What is asked
Each record below should be output verbatim, without pictures.

Material for this task
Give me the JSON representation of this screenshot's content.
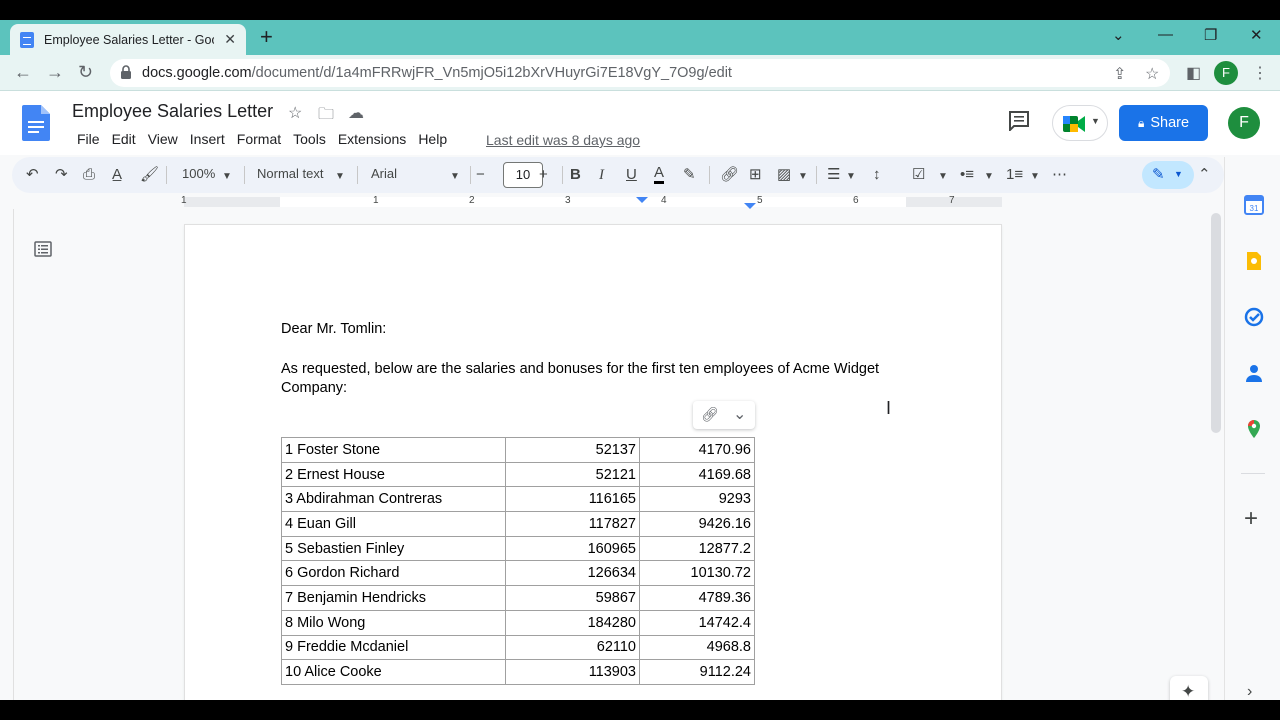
{
  "browser": {
    "tab_title": "Employee Salaries Letter - Google Docs",
    "new_tab": "+",
    "url_host": "docs.google.com",
    "url_path": "/document/d/1a4mFRRwjFR_Vn5mjO5i12bXrVHuyrGi7E18VgY_7O9g/edit",
    "profile_initial": "F"
  },
  "docs": {
    "title": "Employee Salaries Letter",
    "menu": [
      "File",
      "Edit",
      "View",
      "Insert",
      "Format",
      "Tools",
      "Extensions",
      "Help"
    ],
    "last_edit": "Last edit was 8 days ago",
    "share_label": "Share",
    "user_initial": "F"
  },
  "toolbar": {
    "zoom": "100%",
    "style": "Normal text",
    "font": "Arial",
    "font_size": "10"
  },
  "ruler": {
    "marks": [
      "1",
      "1",
      "2",
      "3",
      "4",
      "5",
      "6",
      "7"
    ]
  },
  "document": {
    "greeting": "Dear Mr. Tomlin:",
    "intro": "As requested, below are the salaries and bonuses for the first ten employees of Acme Widget Company:",
    "rows": [
      {
        "name": "1 Foster Stone",
        "salary": "52137",
        "bonus": "4170.96"
      },
      {
        "name": "2 Ernest House",
        "salary": "52121",
        "bonus": "4169.68"
      },
      {
        "name": "3 Abdirahman Contreras",
        "salary": "116165",
        "bonus": "9293"
      },
      {
        "name": "4 Euan Gill",
        "salary": "117827",
        "bonus": "9426.16"
      },
      {
        "name": "5 Sebastien Finley",
        "salary": "160965",
        "bonus": "12877.2"
      },
      {
        "name": "6 Gordon Richard",
        "salary": "126634",
        "bonus": "10130.72"
      },
      {
        "name": "7 Benjamin Hendricks",
        "salary": "59867",
        "bonus": "4789.36"
      },
      {
        "name": "8 Milo Wong",
        "salary": "184280",
        "bonus": "14742.4"
      },
      {
        "name": "9 Freddie Mcdaniel",
        "salary": "62110",
        "bonus": "4968.8"
      },
      {
        "name": "10 Alice Cooke",
        "salary": "113903",
        "bonus": "9112.24"
      }
    ]
  },
  "colors": {
    "tab_strip": "#5cc3bd",
    "share_button": "#1a73e8",
    "avatar": "#1e8e3e",
    "docs_blue": "#4285f4"
  }
}
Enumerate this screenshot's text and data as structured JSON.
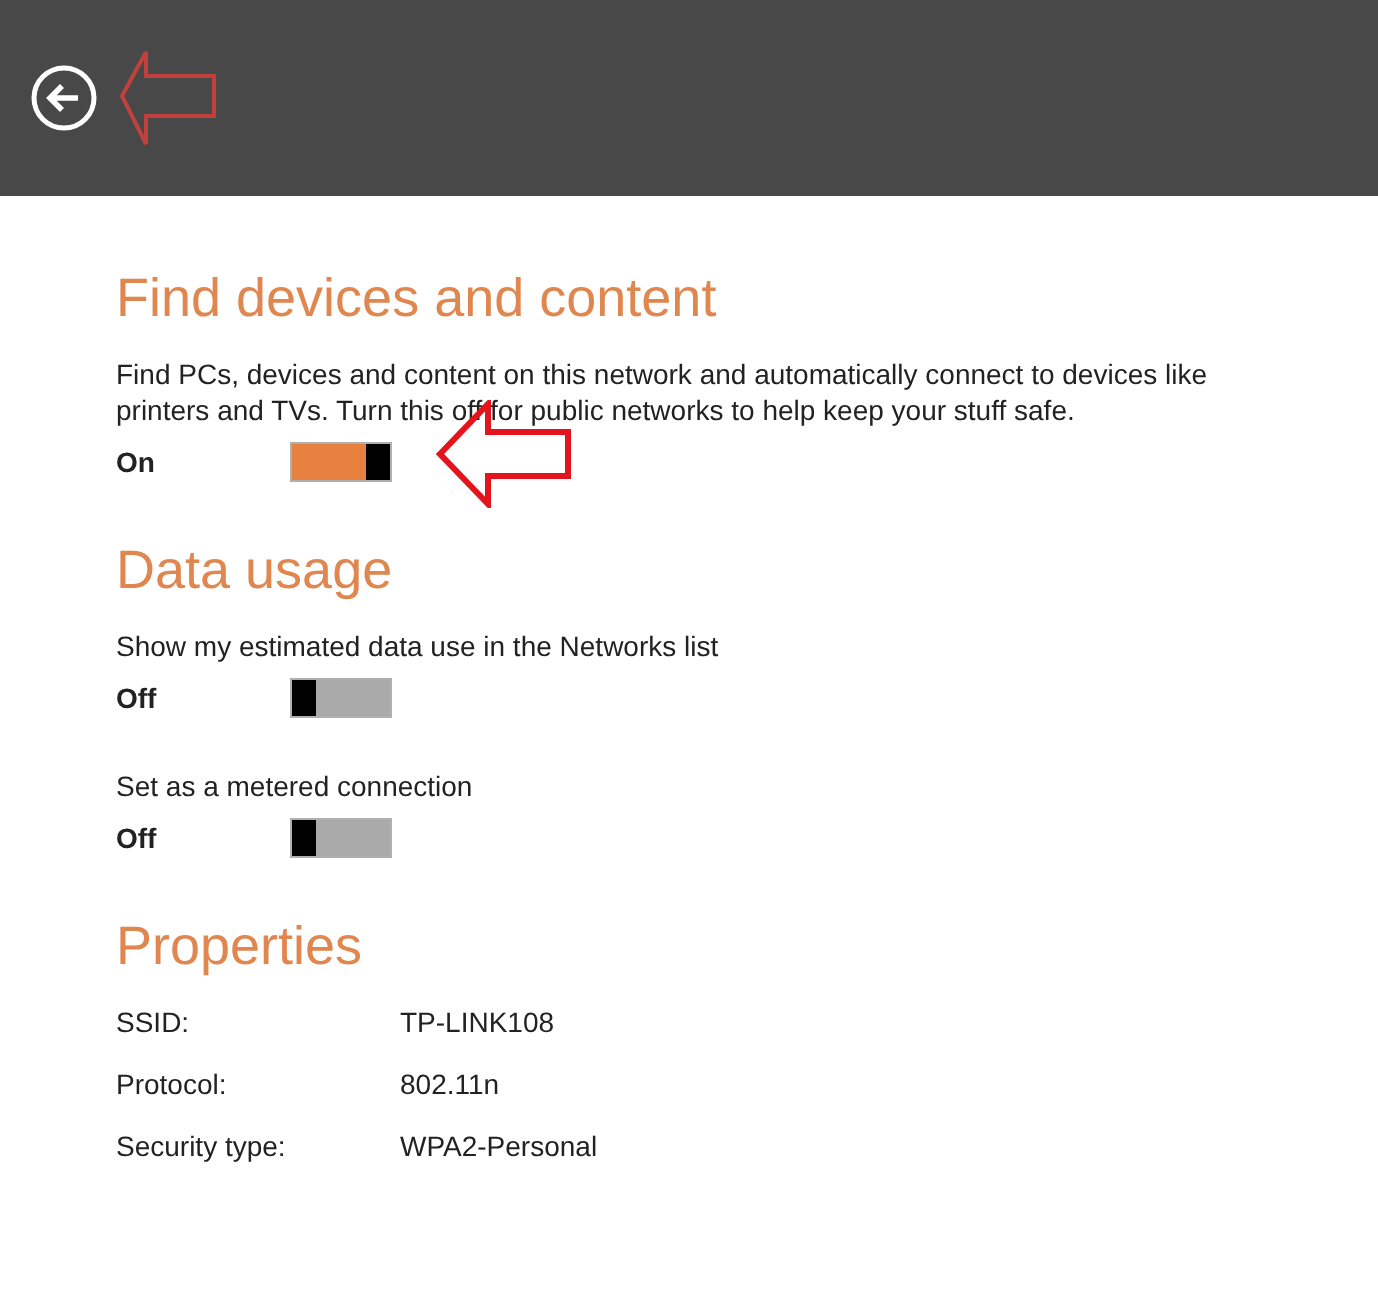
{
  "sections": [
    {
      "kind": "toggles",
      "title": "Find devices and content",
      "settings": [
        {
          "description": "Find PCs, devices and content on this network and automatically connect to devices like printers and TVs. Turn this off for public networks to help keep your stuff safe.",
          "state_label": "On",
          "on": true
        }
      ]
    },
    {
      "kind": "toggles",
      "title": "Data usage",
      "settings": [
        {
          "description": "Show my estimated data use in the Networks list",
          "state_label": "Off",
          "on": false
        },
        {
          "description": "Set as a metered connection",
          "state_label": "Off",
          "on": false
        }
      ]
    },
    {
      "kind": "properties",
      "title": "Properties",
      "rows": [
        {
          "label": "SSID:",
          "value": "TP-LINK108"
        },
        {
          "label": "Protocol:",
          "value": "802.11n"
        },
        {
          "label": "Security type:",
          "value": "WPA2-Personal"
        }
      ]
    }
  ]
}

Solution for this task
Give me the JSON representation of this screenshot's content.
{
  "browser": {
    "tab_title": "Employee Salaries Letter - Google Docs",
    "new_tab": "+",
    "url_host": "docs.google.com",
    "url_path": "/document/d/1a4mFRRwjFR_Vn5mjO5i12bXrVHuyrGi7E18VgY_7O9g/edit",
    "profile_initial": "F"
  },
  "docs": {
    "title": "Employee Salaries Letter",
    "menu": [
      "File",
      "Edit",
      "View",
      "Insert",
      "Format",
      "Tools",
      "Extensions",
      "Help"
    ],
    "last_edit": "Last edit was 8 days ago",
    "share_label": "Share",
    "user_initial": "F"
  },
  "toolbar": {
    "zoom": "100%",
    "style": "Normal text",
    "font": "Arial",
    "font_size": "10"
  },
  "ruler": {
    "marks": [
      "1",
      "1",
      "2",
      "3",
      "4",
      "5",
      "6",
      "7"
    ]
  },
  "document": {
    "greeting": "Dear Mr. Tomlin:",
    "intro": "As requested, below are the salaries and bonuses for the first ten employees of Acme Widget Company:",
    "rows": [
      {
        "name": "1 Foster Stone",
        "salary": "52137",
        "bonus": "4170.96"
      },
      {
        "name": "2 Ernest House",
        "salary": "52121",
        "bonus": "4169.68"
      },
      {
        "name": "3 Abdirahman Contreras",
        "salary": "116165",
        "bonus": "9293"
      },
      {
        "name": "4 Euan Gill",
        "salary": "117827",
        "bonus": "9426.16"
      },
      {
        "name": "5 Sebastien Finley",
        "salary": "160965",
        "bonus": "12877.2"
      },
      {
        "name": "6 Gordon Richard",
        "salary": "126634",
        "bonus": "10130.72"
      },
      {
        "name": "7 Benjamin Hendricks",
        "salary": "59867",
        "bonus": "4789.36"
      },
      {
        "name": "8 Milo Wong",
        "salary": "184280",
        "bonus": "14742.4"
      },
      {
        "name": "9 Freddie Mcdaniel",
        "salary": "62110",
        "bonus": "4968.8"
      },
      {
        "name": "10 Alice Cooke",
        "salary": "113903",
        "bonus": "9112.24"
      }
    ]
  },
  "colors": {
    "tab_strip": "#5cc3bd",
    "share_button": "#1a73e8",
    "avatar": "#1e8e3e",
    "docs_blue": "#4285f4"
  }
}
Enumerate this screenshot's text and data as structured JSON.
{
  "sections": [
    {
      "kind": "toggles",
      "title": "Find devices and content",
      "settings": [
        {
          "description": "Find PCs, devices and content on this network and automatically connect to devices like printers and TVs. Turn this off for public networks to help keep your stuff safe.",
          "state_label": "On",
          "on": true
        }
      ]
    },
    {
      "kind": "toggles",
      "title": "Data usage",
      "settings": [
        {
          "description": "Show my estimated data use in the Networks list",
          "state_label": "Off",
          "on": false
        },
        {
          "description": "Set as a metered connection",
          "state_label": "Off",
          "on": false
        }
      ]
    },
    {
      "kind": "properties",
      "title": "Properties",
      "rows": [
        {
          "label": "SSID:",
          "value": "TP-LINK108"
        },
        {
          "label": "Protocol:",
          "value": "802.11n"
        },
        {
          "label": "Security type:",
          "value": "WPA2-Personal"
        }
      ]
    }
  ]
}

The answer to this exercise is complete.